━━━ Input for this task ━━━

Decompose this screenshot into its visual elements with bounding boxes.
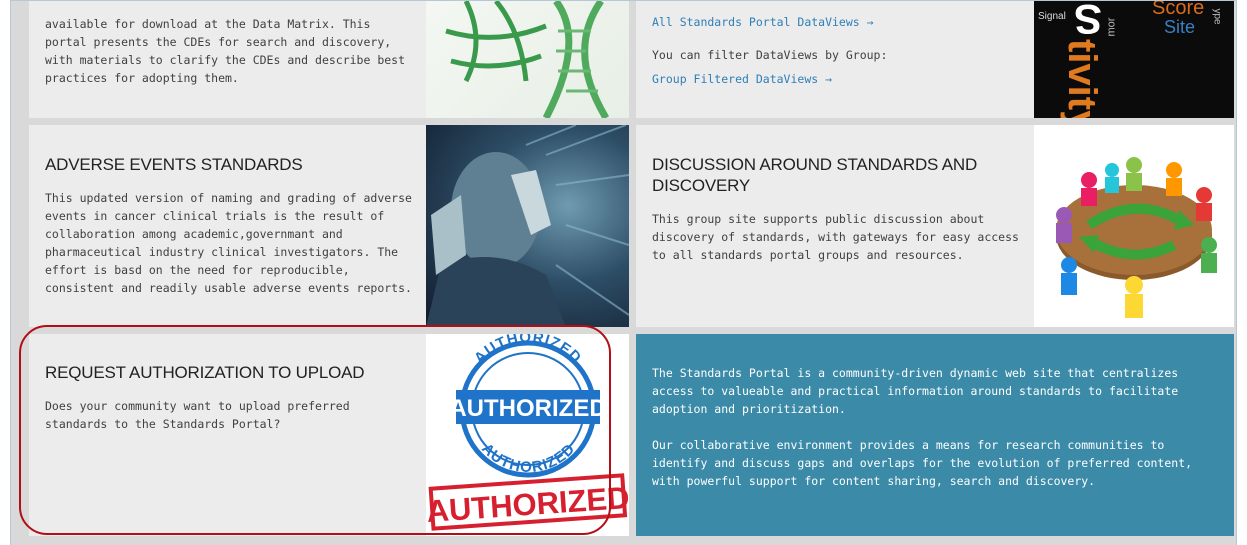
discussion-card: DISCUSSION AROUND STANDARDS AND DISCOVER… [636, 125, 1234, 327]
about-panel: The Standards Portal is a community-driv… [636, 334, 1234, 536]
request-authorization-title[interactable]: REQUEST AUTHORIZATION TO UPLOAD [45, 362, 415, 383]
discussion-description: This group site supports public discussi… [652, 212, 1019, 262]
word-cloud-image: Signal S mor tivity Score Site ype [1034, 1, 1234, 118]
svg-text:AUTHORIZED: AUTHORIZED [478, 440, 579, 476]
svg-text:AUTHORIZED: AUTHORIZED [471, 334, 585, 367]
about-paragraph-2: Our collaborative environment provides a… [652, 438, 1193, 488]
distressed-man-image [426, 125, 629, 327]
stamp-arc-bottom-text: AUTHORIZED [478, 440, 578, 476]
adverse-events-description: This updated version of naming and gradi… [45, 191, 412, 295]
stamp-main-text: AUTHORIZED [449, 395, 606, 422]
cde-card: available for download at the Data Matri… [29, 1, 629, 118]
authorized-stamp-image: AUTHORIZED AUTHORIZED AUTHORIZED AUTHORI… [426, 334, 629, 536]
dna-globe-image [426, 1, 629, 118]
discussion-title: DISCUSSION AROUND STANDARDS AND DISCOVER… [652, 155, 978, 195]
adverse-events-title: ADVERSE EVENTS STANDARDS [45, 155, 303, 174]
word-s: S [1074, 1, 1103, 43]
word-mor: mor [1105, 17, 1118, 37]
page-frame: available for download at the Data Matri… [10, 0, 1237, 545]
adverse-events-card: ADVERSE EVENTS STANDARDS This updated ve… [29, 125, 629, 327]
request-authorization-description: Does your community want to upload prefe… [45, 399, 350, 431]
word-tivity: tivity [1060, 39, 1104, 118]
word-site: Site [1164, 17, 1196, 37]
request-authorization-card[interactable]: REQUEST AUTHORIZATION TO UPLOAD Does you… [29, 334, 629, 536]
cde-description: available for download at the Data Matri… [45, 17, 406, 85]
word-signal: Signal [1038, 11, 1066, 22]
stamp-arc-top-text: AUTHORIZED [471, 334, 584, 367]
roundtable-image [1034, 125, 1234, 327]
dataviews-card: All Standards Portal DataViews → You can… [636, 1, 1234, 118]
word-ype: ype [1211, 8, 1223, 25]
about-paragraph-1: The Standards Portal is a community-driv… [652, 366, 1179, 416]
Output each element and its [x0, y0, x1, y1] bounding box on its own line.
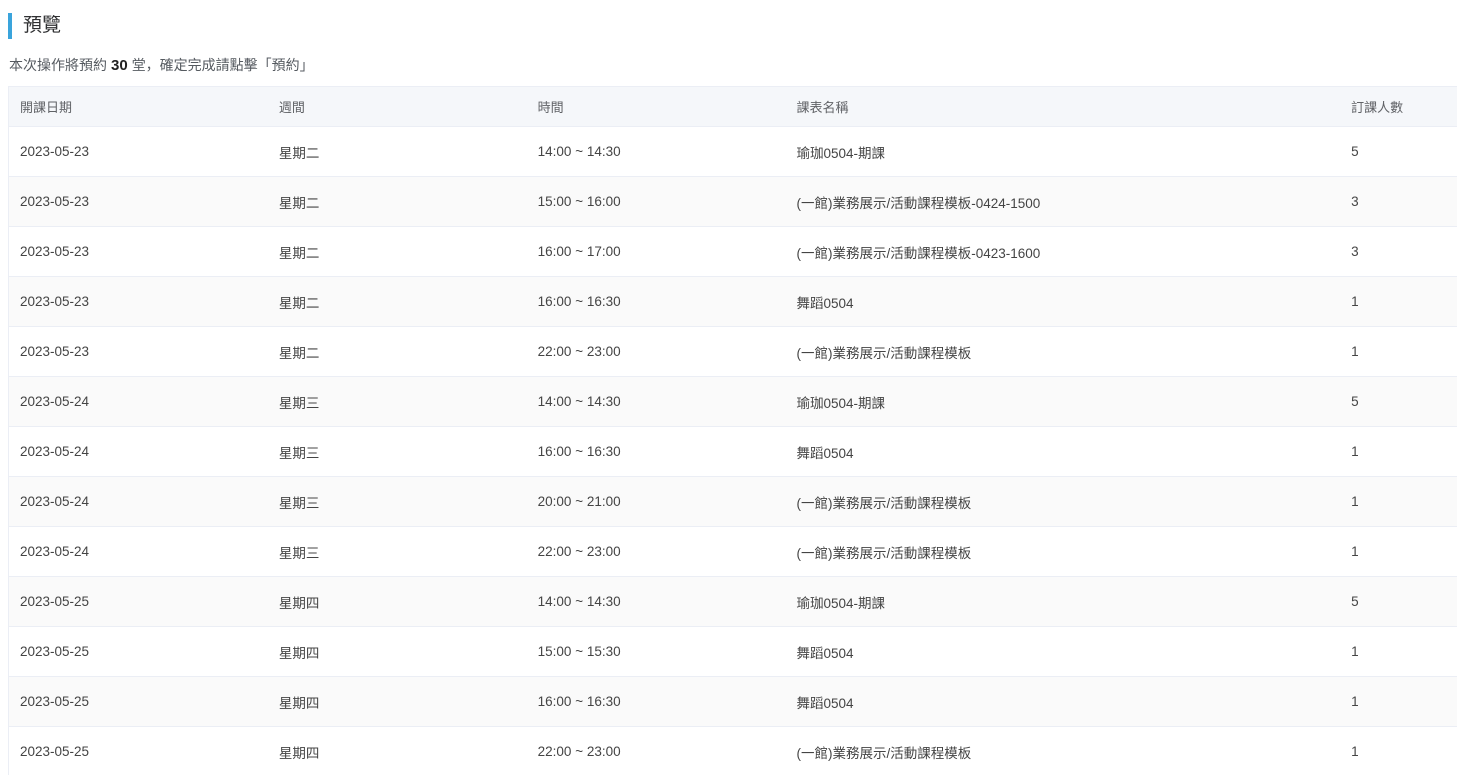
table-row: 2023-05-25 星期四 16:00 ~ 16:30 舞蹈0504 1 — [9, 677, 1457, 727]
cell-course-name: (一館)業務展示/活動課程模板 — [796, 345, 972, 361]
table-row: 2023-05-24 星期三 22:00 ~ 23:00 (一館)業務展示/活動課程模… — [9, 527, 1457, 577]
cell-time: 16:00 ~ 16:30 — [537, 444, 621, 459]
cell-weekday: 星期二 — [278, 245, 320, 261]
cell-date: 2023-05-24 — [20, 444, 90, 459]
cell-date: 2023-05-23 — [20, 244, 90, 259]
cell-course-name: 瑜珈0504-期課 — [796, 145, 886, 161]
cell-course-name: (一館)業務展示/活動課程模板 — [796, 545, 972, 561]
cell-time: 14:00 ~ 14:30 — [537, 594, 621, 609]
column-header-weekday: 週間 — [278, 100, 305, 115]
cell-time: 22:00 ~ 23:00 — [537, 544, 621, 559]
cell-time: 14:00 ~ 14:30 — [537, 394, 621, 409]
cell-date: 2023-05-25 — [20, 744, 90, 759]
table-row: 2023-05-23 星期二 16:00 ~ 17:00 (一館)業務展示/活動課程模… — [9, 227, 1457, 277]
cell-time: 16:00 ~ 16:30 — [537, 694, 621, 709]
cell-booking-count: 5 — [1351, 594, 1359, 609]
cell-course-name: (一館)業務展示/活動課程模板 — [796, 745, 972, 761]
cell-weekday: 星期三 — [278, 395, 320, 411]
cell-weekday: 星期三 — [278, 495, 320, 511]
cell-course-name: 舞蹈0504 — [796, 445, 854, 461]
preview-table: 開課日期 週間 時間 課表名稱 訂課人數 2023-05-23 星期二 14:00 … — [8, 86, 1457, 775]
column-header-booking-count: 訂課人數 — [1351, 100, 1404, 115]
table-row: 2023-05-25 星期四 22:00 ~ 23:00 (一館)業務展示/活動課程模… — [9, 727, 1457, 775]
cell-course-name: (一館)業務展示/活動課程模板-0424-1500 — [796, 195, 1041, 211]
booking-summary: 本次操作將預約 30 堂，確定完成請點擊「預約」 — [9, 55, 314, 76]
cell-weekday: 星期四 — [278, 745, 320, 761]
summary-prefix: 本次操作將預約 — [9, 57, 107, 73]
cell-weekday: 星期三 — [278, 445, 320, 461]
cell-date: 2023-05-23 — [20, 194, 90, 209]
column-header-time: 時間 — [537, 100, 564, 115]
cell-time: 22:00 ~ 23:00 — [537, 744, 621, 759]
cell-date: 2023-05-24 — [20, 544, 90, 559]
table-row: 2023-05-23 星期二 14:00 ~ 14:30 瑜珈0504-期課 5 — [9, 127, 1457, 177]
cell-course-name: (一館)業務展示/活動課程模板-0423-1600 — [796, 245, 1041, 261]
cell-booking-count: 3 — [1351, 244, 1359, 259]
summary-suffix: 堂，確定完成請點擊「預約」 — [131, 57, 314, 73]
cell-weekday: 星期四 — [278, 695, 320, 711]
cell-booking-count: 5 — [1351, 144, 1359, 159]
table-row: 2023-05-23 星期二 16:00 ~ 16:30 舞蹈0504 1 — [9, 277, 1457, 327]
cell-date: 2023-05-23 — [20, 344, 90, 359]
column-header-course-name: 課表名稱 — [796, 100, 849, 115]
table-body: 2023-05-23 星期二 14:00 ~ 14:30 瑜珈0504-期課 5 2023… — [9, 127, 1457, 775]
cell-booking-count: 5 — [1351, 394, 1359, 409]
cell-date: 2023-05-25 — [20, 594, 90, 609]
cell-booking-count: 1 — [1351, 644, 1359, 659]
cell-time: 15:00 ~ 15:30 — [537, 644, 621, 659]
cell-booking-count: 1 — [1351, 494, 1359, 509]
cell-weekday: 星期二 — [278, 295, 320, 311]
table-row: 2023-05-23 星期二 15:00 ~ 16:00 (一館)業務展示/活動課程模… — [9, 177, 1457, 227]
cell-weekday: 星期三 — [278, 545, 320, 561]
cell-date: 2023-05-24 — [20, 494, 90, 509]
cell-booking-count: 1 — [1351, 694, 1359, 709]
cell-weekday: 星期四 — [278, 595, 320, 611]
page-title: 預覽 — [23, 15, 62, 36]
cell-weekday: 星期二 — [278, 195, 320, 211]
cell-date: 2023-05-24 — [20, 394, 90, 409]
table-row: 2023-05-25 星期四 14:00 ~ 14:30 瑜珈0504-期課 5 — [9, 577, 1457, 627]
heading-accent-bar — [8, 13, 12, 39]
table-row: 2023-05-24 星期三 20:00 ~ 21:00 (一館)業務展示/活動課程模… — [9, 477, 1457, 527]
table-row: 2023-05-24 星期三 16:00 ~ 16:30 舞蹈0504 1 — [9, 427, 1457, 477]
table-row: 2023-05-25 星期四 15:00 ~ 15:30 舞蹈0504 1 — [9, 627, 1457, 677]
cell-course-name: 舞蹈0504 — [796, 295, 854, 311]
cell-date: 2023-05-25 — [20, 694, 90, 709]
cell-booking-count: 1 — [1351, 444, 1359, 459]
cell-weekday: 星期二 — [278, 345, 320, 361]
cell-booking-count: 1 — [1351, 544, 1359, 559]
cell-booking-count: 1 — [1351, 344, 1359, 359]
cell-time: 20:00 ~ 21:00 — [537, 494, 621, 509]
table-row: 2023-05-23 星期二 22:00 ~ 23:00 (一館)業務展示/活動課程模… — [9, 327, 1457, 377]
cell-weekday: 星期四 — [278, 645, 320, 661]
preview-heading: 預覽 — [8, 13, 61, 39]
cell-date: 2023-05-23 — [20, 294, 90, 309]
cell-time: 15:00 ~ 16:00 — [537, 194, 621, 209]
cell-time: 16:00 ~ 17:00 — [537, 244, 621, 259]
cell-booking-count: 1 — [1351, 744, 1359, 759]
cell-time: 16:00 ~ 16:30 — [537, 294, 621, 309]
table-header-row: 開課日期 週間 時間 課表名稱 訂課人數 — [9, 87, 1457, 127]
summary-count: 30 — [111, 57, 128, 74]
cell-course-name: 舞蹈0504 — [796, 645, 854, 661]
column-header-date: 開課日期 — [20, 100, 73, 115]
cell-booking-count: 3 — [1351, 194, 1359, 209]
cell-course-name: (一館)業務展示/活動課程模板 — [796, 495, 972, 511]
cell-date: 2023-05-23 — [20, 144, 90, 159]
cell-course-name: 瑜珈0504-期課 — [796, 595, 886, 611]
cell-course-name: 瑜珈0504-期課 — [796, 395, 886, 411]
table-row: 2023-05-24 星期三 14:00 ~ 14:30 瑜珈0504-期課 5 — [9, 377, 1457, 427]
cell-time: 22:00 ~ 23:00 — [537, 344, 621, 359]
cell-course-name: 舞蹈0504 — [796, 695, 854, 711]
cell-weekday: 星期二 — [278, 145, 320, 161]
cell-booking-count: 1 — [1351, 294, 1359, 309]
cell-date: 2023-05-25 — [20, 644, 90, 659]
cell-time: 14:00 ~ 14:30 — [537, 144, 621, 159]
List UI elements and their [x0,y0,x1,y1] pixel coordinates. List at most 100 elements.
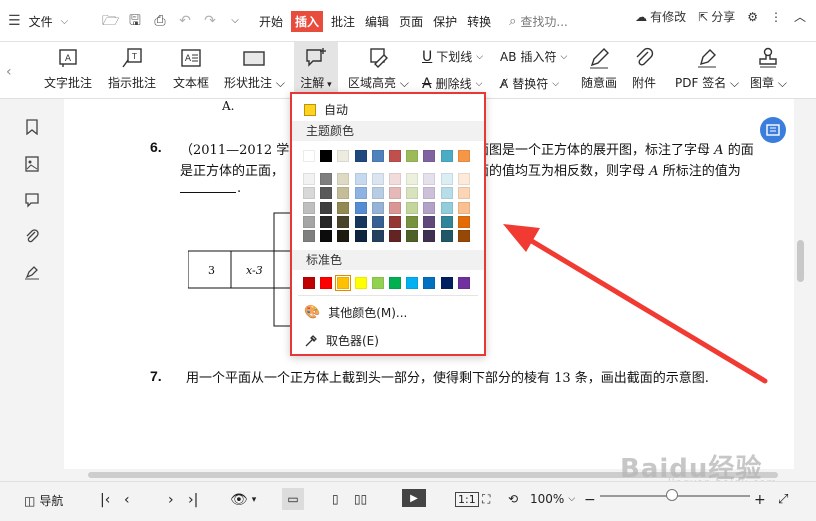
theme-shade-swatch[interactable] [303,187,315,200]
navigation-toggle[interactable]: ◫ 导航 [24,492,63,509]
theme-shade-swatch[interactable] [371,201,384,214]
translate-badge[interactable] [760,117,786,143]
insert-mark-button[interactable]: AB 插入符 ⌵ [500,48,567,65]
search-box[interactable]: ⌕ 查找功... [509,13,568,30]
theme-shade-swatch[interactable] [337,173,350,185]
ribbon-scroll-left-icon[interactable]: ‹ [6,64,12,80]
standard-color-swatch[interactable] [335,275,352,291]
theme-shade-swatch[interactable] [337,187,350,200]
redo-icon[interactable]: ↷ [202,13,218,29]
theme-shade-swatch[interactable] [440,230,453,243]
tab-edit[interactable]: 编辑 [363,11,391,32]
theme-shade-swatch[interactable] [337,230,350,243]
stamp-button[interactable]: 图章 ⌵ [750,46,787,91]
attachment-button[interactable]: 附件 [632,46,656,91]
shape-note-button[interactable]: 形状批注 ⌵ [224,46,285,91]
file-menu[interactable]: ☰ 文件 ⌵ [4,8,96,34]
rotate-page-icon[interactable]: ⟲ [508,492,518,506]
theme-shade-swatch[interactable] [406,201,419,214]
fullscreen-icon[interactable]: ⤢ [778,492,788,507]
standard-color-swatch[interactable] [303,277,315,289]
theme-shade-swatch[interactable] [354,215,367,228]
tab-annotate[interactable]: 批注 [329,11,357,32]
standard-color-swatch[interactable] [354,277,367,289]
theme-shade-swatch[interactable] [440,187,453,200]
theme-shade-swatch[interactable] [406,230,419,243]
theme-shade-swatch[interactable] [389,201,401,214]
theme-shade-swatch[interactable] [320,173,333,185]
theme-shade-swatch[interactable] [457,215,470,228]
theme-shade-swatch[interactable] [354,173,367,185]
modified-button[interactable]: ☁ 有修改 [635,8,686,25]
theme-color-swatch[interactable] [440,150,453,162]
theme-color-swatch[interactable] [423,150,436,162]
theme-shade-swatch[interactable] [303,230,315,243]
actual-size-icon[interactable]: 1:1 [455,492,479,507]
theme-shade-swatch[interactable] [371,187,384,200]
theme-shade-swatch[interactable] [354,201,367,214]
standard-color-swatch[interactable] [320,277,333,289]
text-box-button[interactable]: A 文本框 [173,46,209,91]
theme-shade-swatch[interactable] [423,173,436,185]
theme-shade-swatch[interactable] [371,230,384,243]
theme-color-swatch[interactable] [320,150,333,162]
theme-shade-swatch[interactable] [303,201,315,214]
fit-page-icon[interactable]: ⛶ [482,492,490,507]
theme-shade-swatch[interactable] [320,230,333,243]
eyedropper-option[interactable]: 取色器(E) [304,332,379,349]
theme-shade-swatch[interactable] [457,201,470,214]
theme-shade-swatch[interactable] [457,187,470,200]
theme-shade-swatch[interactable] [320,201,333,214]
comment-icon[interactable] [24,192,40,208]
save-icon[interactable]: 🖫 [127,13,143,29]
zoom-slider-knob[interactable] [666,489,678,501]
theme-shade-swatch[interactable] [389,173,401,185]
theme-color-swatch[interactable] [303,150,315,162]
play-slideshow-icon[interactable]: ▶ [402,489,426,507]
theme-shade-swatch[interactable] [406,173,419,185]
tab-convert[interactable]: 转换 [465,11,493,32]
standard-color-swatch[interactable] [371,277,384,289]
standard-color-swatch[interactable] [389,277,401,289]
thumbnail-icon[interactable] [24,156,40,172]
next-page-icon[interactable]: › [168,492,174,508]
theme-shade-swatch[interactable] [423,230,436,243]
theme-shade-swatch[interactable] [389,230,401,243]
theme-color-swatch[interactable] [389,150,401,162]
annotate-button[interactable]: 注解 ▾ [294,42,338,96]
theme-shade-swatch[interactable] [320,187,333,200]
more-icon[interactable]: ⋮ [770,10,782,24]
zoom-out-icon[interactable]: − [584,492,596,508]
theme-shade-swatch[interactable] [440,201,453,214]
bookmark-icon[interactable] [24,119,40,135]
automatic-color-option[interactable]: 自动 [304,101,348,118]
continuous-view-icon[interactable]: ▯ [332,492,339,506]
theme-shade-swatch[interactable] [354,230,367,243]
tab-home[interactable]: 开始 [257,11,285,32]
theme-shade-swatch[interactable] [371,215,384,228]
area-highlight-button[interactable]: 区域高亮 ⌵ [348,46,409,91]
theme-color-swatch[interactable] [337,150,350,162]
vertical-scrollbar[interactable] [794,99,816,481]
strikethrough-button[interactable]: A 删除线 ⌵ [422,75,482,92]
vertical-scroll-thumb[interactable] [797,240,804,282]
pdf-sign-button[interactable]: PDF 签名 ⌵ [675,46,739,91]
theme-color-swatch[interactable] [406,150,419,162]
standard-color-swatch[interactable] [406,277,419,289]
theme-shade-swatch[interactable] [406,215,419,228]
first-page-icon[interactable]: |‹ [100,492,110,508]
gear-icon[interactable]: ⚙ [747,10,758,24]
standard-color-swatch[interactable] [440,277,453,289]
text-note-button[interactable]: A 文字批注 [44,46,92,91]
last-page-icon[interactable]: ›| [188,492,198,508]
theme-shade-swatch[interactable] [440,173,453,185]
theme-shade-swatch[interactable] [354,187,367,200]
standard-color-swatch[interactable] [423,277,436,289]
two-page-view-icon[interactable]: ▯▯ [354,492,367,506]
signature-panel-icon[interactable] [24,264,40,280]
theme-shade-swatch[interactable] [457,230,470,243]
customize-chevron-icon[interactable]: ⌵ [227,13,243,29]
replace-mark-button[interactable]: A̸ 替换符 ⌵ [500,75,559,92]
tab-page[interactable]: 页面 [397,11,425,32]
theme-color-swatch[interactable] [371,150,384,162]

━━━

Work to be completed:
Put everything in the material from the line containing "discussion-card: DISCUSSION AROUND" down to the line containing "request-authorization-title[interactable]: REQUEST AUTHORIZATION", both included, into a JSON list of strings with one string per line and blank lines left out.

The response:
[
  "discussion-card: DISCUSSION AROUND STANDARDS AND DISCOVER… [636, 125, 1234, 327]",
  "about-panel: The Standards Portal is a community-driv… [636, 334, 1234, 536]",
  "request-authorization-title[interactable]: REQUEST AUTHORIZATION TO UPLOAD [45, 362, 415, 383]"
]